TASK PROMPT:
Sift the listing for lines that hold the string "Matching" and pull them out.
==== GIVEN RECORDS
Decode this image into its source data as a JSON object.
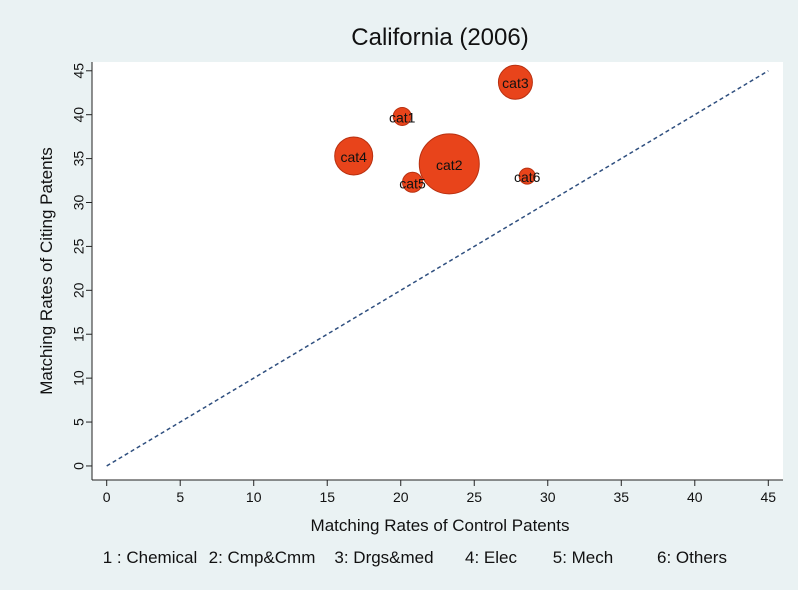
{
  "chart_data": {
    "type": "scatter",
    "title": "California (2006)",
    "x_label": "Matching Rates of Control Patents",
    "y_label": "Matching Rates of Citing Patents",
    "series": [
      {
        "color": "#e8441b",
        "labels": [
          "cat1",
          "cat2",
          "cat3",
          "cat4",
          "cat5",
          "cat6"
        ],
        "x": [
          20.1,
          23.3,
          27.8,
          16.8,
          20.8,
          28.6
        ],
        "values": [
          39.8,
          34.4,
          43.7,
          35.3,
          32.3,
          33.0
        ],
        "sizes": [
          81,
          900,
          289,
          361,
          100,
          64
        ]
      }
    ],
    "reference_line": {
      "x": [
        0,
        45
      ],
      "y": [
        0,
        45
      ]
    },
    "legend_note": [
      "1 : Chemical",
      "2: Cmp&Cmm",
      "3: Drgs&med",
      "4: Elec",
      "5: Mech",
      "6: Others"
    ],
    "xlim": [
      -1,
      46
    ],
    "ylim": [
      -1.6,
      46
    ],
    "xticks": [
      0,
      5,
      10,
      15,
      20,
      25,
      30,
      35,
      40,
      45
    ],
    "yticks": [
      0,
      5,
      10,
      15,
      20,
      25,
      30,
      35,
      40,
      45
    ]
  }
}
========
TASK OUTPUT:
    "x_label": "Matching Rates of Control Patents",
    "y_label": "Matching Rates of Citing Patents",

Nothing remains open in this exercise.